=== PAGE EXCERPT ===
Ali, Faisal; Ranneh, Yazan; Ismail, Amin; Vaes, Bart.
Affiliation
  • Ali F; Department of Nutrition and Dietetics, Faculty of Medicine and Health Sciences, Nutrigenomics Programme, Universiti Putra Malaysia, 43400 UPM Serdang, Selangor, Malaysia ; Metabolism and Genomics group, Division of Human Nutrition, Wageningen University, Bomenweg 2, 6703 HD Wageningen, The Netherlands.
Springerplus ; 2: 590, 2013.
=== PROVIDED MATERIAL ===
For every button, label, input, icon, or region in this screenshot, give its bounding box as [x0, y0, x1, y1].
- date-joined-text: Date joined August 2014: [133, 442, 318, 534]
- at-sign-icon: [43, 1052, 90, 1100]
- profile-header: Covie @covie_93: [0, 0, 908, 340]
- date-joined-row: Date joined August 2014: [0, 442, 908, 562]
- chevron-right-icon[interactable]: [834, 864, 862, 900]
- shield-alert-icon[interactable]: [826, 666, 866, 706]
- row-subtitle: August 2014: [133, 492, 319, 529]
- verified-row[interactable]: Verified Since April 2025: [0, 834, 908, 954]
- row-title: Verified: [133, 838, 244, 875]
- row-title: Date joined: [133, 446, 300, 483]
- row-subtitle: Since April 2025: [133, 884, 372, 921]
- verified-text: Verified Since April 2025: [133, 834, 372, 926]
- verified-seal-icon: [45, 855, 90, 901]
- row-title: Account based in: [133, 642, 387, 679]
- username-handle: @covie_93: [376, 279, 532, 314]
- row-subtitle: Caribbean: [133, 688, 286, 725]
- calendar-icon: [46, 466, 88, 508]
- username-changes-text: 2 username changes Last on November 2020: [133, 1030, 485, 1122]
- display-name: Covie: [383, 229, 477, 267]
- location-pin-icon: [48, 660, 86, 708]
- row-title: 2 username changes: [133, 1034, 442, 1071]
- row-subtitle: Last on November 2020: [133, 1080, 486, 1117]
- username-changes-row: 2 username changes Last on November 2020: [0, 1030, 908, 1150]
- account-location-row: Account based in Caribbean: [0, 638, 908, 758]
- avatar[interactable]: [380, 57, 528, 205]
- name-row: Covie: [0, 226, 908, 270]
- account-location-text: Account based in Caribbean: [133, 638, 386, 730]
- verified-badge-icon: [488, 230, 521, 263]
===
■ **ABOUT THIS TASK**
Quote the stretch of the citation excerpt from "Affiliation" through "2: 590, 2013.". Work only from the citation excerpt, not from the records.

■ **WRITTEN RESPONSE**
Affiliation
  • Ali F; Department of Nutrition and Dietetics, Faculty of Medicine and Health Sciences, Nutrigenomics Programme, Universiti Putra Malaysia, 43400 UPM Serdang, Selangor, Malaysia ; Metabolism and Genomics group, Division of Human Nutrition, Wageningen University, Bomenweg 2, 6703 HD Wageningen, The Netherlands.
Springerplus ; 2: 590, 2013.